## Task objective
Scan the records and identify every line in which the string "storm" occurs, then return those lines.

** start of Dataset rows **

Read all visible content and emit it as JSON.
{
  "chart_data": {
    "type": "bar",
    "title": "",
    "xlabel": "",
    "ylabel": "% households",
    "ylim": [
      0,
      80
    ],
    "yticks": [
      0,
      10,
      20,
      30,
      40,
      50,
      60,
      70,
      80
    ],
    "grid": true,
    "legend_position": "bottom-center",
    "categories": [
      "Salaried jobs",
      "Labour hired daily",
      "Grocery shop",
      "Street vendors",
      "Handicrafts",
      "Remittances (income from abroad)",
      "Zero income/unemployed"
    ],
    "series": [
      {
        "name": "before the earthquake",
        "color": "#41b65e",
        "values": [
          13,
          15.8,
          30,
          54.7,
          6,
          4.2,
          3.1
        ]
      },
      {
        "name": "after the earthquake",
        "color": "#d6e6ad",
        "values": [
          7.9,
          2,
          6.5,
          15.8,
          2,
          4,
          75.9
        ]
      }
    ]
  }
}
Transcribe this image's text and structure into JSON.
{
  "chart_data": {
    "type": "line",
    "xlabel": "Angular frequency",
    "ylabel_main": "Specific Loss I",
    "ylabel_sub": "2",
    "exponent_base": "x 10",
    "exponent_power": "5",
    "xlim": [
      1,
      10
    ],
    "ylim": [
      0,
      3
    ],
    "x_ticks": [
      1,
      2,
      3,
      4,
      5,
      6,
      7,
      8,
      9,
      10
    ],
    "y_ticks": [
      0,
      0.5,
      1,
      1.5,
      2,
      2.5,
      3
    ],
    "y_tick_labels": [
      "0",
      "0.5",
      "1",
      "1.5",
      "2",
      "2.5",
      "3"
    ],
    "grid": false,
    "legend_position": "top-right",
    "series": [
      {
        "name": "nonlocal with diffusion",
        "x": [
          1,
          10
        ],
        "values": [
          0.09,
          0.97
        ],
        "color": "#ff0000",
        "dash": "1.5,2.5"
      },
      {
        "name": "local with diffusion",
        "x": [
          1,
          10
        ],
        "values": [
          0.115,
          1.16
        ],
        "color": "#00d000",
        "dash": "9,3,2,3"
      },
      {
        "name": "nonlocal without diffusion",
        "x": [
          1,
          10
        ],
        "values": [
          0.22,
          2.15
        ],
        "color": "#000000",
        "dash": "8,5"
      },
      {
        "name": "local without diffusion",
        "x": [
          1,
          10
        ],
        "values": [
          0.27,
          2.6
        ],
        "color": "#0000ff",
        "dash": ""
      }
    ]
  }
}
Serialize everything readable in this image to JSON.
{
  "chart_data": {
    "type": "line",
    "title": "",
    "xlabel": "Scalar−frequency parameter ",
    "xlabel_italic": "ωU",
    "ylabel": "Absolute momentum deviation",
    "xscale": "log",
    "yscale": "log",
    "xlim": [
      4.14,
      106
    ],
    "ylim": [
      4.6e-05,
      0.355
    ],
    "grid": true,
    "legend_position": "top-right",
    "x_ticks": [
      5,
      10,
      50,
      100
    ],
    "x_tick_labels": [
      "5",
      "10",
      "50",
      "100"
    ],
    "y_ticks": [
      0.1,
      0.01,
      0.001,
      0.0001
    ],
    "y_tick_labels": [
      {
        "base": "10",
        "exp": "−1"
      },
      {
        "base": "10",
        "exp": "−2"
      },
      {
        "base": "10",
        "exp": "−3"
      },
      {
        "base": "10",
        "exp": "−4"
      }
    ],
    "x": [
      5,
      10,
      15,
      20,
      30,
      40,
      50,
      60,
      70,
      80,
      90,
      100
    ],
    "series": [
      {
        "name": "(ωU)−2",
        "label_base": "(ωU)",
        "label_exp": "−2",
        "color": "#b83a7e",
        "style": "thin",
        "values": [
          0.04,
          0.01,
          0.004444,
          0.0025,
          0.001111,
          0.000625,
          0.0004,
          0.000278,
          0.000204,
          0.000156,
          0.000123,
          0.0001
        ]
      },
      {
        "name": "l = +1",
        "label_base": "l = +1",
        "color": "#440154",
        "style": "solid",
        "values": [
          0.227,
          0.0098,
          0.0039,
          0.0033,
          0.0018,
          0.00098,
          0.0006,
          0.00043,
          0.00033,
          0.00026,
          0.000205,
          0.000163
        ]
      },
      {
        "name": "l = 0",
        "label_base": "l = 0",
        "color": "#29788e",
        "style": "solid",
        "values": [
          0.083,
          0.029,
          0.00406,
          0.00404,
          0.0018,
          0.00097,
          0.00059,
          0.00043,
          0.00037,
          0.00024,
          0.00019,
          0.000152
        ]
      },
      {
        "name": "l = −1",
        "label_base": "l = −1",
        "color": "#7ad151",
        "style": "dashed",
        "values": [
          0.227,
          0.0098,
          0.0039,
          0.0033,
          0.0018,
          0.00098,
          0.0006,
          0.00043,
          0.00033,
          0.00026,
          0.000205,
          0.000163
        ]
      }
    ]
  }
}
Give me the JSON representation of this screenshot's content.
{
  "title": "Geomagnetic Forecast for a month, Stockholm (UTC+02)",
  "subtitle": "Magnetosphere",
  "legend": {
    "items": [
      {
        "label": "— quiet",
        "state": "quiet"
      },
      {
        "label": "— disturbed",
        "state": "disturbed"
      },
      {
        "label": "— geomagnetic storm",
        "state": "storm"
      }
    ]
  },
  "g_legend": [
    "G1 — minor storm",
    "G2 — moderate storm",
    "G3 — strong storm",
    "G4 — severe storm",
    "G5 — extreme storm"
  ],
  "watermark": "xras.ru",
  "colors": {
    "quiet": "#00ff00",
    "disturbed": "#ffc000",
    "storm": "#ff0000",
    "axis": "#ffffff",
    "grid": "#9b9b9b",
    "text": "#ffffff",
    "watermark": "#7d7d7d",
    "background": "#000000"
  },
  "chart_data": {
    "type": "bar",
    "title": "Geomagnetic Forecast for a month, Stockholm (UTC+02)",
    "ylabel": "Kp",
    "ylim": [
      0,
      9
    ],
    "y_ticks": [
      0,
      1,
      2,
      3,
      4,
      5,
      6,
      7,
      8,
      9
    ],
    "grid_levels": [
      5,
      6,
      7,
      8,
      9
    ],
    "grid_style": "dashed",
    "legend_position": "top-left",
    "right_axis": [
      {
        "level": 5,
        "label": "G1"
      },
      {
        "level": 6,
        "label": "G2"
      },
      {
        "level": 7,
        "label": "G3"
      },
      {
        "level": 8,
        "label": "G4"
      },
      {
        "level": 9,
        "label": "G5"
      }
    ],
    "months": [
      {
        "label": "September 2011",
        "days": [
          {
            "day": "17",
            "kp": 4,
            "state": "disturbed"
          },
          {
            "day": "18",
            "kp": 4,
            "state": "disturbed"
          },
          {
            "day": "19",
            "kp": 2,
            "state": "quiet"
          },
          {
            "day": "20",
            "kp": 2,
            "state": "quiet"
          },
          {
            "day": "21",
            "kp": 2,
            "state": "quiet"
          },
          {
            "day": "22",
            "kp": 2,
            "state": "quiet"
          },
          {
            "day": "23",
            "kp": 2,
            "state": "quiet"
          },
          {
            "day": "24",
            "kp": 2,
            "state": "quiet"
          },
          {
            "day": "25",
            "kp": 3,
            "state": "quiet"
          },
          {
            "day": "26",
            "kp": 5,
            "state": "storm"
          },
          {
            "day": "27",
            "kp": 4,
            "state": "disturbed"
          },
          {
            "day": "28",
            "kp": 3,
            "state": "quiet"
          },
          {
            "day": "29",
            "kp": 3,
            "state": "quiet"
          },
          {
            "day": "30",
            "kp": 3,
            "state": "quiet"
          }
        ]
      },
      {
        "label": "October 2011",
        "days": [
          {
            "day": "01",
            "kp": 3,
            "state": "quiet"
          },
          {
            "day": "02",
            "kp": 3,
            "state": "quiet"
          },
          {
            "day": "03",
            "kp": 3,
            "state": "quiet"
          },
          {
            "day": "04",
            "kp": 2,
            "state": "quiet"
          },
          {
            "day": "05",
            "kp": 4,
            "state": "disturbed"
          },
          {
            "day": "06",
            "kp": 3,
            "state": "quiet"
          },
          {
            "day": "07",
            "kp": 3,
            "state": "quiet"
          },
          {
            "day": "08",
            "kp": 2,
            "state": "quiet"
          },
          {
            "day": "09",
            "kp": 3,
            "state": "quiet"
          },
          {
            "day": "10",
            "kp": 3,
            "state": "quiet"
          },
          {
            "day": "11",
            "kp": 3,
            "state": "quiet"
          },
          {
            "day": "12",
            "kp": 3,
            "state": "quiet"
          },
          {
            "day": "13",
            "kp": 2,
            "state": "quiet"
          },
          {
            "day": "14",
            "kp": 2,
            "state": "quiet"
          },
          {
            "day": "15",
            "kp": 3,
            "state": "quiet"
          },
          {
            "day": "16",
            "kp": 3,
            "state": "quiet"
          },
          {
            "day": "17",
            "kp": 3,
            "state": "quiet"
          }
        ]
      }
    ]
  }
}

** end of Dataset rows **

## Exercise response
        "label": "— geomagnetic storm",
        "state": "storm"
    "G1 — minor storm",
    "G2 — moderate storm",
    "G3 — strong storm",
    "G4 — severe storm",
    "G5 — extreme storm"
    "storm": "#ff0000",
            "state": "storm"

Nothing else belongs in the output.